EXERCISE
Below is a listing to transcribe in full and exactly; keep the pictures out.

# EXTRACTED RECORDS start

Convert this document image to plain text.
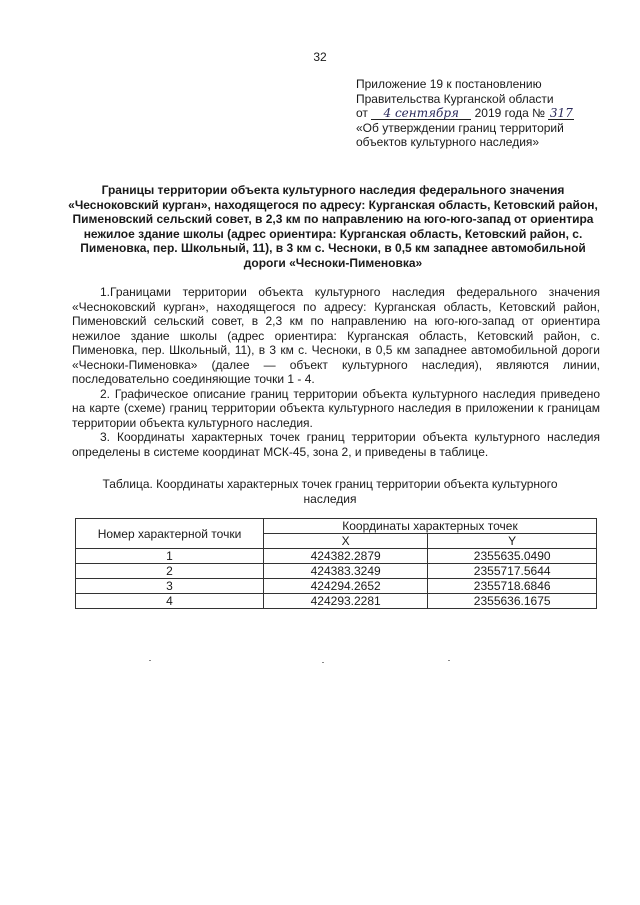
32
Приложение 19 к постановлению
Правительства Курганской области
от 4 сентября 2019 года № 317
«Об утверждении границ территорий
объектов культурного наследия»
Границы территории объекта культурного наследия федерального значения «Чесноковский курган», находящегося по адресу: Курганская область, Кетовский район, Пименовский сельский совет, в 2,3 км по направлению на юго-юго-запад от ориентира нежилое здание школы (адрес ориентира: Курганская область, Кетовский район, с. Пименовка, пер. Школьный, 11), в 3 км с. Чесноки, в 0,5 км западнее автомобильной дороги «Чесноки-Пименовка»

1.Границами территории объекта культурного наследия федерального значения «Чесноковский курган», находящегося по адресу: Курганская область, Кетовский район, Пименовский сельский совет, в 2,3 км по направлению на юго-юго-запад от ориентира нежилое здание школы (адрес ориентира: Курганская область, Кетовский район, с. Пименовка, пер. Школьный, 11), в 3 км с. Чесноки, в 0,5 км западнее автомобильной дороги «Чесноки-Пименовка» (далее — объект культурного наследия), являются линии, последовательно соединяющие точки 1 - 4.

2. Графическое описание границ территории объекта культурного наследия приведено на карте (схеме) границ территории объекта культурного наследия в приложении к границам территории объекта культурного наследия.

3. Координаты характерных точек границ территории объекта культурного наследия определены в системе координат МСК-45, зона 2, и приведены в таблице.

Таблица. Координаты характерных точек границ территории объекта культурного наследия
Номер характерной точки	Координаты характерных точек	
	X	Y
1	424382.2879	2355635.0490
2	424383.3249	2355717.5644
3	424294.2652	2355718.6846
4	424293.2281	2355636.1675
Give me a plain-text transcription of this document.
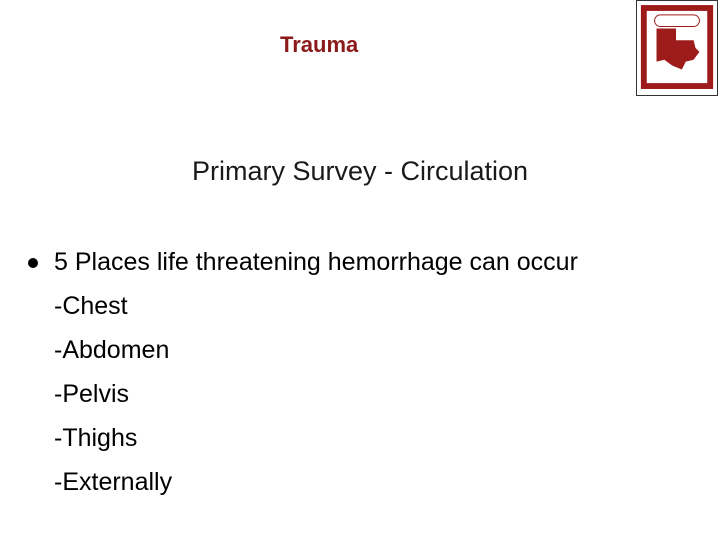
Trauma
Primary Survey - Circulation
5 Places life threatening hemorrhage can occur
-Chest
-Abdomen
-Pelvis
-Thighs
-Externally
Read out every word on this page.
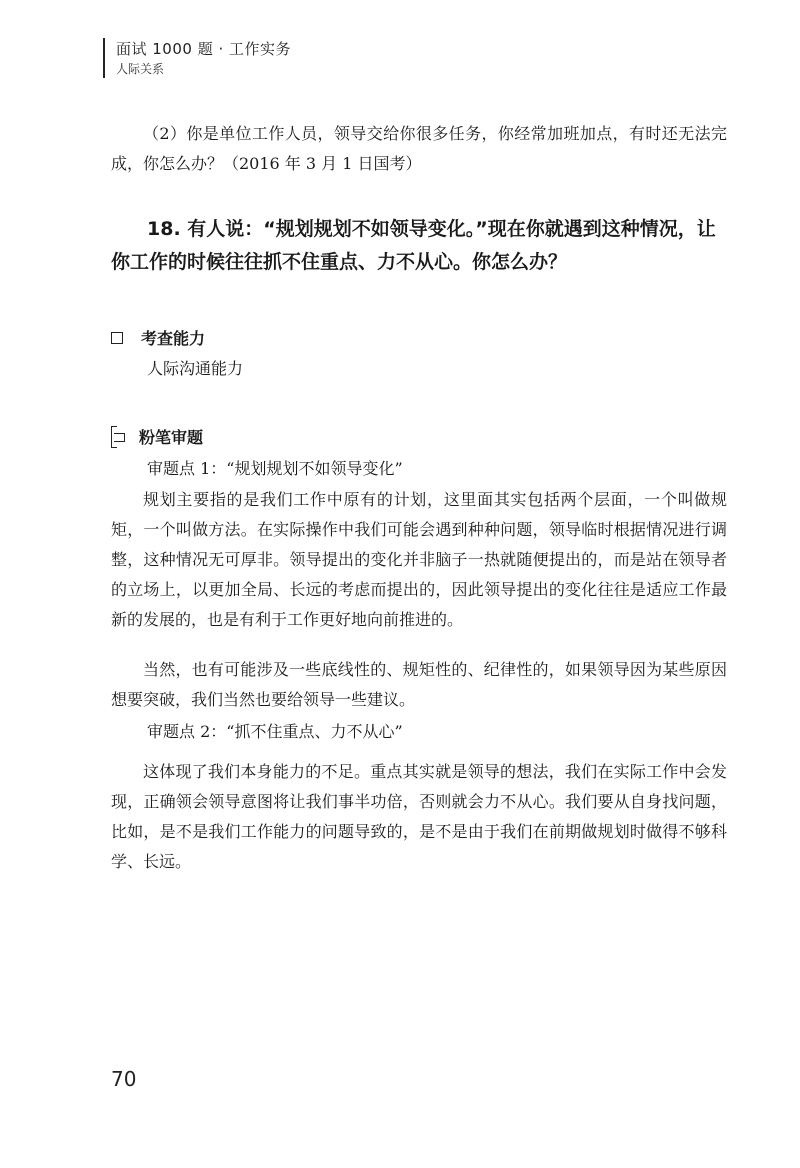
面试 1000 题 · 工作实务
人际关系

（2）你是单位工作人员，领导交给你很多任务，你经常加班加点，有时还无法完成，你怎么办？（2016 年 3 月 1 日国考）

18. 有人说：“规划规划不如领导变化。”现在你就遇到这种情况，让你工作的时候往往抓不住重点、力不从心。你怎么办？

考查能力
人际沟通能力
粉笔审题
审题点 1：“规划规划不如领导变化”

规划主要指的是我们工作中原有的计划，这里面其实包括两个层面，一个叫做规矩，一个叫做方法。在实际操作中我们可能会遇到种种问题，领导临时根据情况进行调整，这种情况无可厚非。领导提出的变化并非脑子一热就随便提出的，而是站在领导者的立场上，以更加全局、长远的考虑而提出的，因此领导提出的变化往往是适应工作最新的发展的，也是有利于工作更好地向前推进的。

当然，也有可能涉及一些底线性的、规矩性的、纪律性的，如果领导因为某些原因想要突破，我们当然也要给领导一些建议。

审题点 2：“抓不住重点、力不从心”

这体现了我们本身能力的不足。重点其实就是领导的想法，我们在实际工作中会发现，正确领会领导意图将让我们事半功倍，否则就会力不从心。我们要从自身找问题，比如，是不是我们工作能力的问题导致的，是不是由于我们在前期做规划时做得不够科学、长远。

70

# EXTRACTED RECORDS end

THE RESULT
Convert this document image to plain text.
32
Приложение 19 к постановлению
Правительства Курганской области
от 4 сентября 2019 года № 317
«Об утверждении границ территорий
объектов культурного наследия»
Границы территории объекта культурного наследия федерального значения «Чесноковский курган», находящегося по адресу: Курганская область, Кетовский район, Пименовский сельский совет, в 2,3 км по направлению на юго-юго-запад от ориентира нежилое здание школы (адрес ориентира: Курганская область, Кетовский район, с. Пименовка, пер. Школьный, 11), в 3 км с. Чесноки, в 0,5 км западнее автомобильной дороги «Чесноки-Пименовка»

1.Границами территории объекта культурного наследия федерального значения «Чесноковский курган», находящегося по адресу: Курганская область, Кетовский район, Пименовский сельский совет, в 2,3 км по направлению на юго-юго-запад от ориентира нежилое здание школы (адрес ориентира: Курганская область, Кетовский район, с. Пименовка, пер. Школьный, 11), в 3 км с. Чесноки, в 0,5 км западнее автомобильной дороги «Чесноки-Пименовка» (далее — объект культурного наследия), являются линии, последовательно соединяющие точки 1 - 4.

2. Графическое описание границ территории объекта культурного наследия приведено на карте (схеме) границ территории объекта культурного наследия в приложении к границам территории объекта культурного наследия.

3. Координаты характерных точек границ территории объекта культурного наследия определены в системе координат МСК-45, зона 2, и приведены в таблице.

Таблица. Координаты характерных точек границ территории объекта культурного наследия
Номер характерной точки	Координаты характерных точек	
	X	Y
1	424382.2879	2355635.0490
2	424383.3249	2355717.5644
3	424294.2652	2355718.6846
4	424293.2281	2355636.1675
Give me a plain-text transcription of this document.
Trauma
Primary Survey - Circulation
5 Places life threatening hemorrhage can occur
-Chest
-Abdomen
-Pelvis
-Thighs
-Externally
Read out every word on this page.
面试 1000 题 · 工作实务
人际关系

（2）你是单位工作人员，领导交给你很多任务，你经常加班加点，有时还无法完成，你怎么办？（2016 年 3 月 1 日国考）

18. 有人说：“规划规划不如领导变化。”现在你就遇到这种情况，让你工作的时候往往抓不住重点、力不从心。你怎么办？

考查能力
人际沟通能力
粉笔审题
审题点 1：“规划规划不如领导变化”

规划主要指的是我们工作中原有的计划，这里面其实包括两个层面，一个叫做规矩，一个叫做方法。在实际操作中我们可能会遇到种种问题，领导临时根据情况进行调整，这种情况无可厚非。领导提出的变化并非脑子一热就随便提出的，而是站在领导者的立场上，以更加全局、长远的考虑而提出的，因此领导提出的变化往往是适应工作最新的发展的，也是有利于工作更好地向前推进的。

当然，也有可能涉及一些底线性的、规矩性的、纪律性的，如果领导因为某些原因想要突破，我们当然也要给领导一些建议。

审题点 2：“抓不住重点、力不从心”

这体现了我们本身能力的不足。重点其实就是领导的想法，我们在实际工作中会发现，正确领会领导意图将让我们事半功倍，否则就会力不从心。我们要从自身找问题，比如，是不是我们工作能力的问题导致的，是不是由于我们在前期做规划时做得不够科学、长远。

70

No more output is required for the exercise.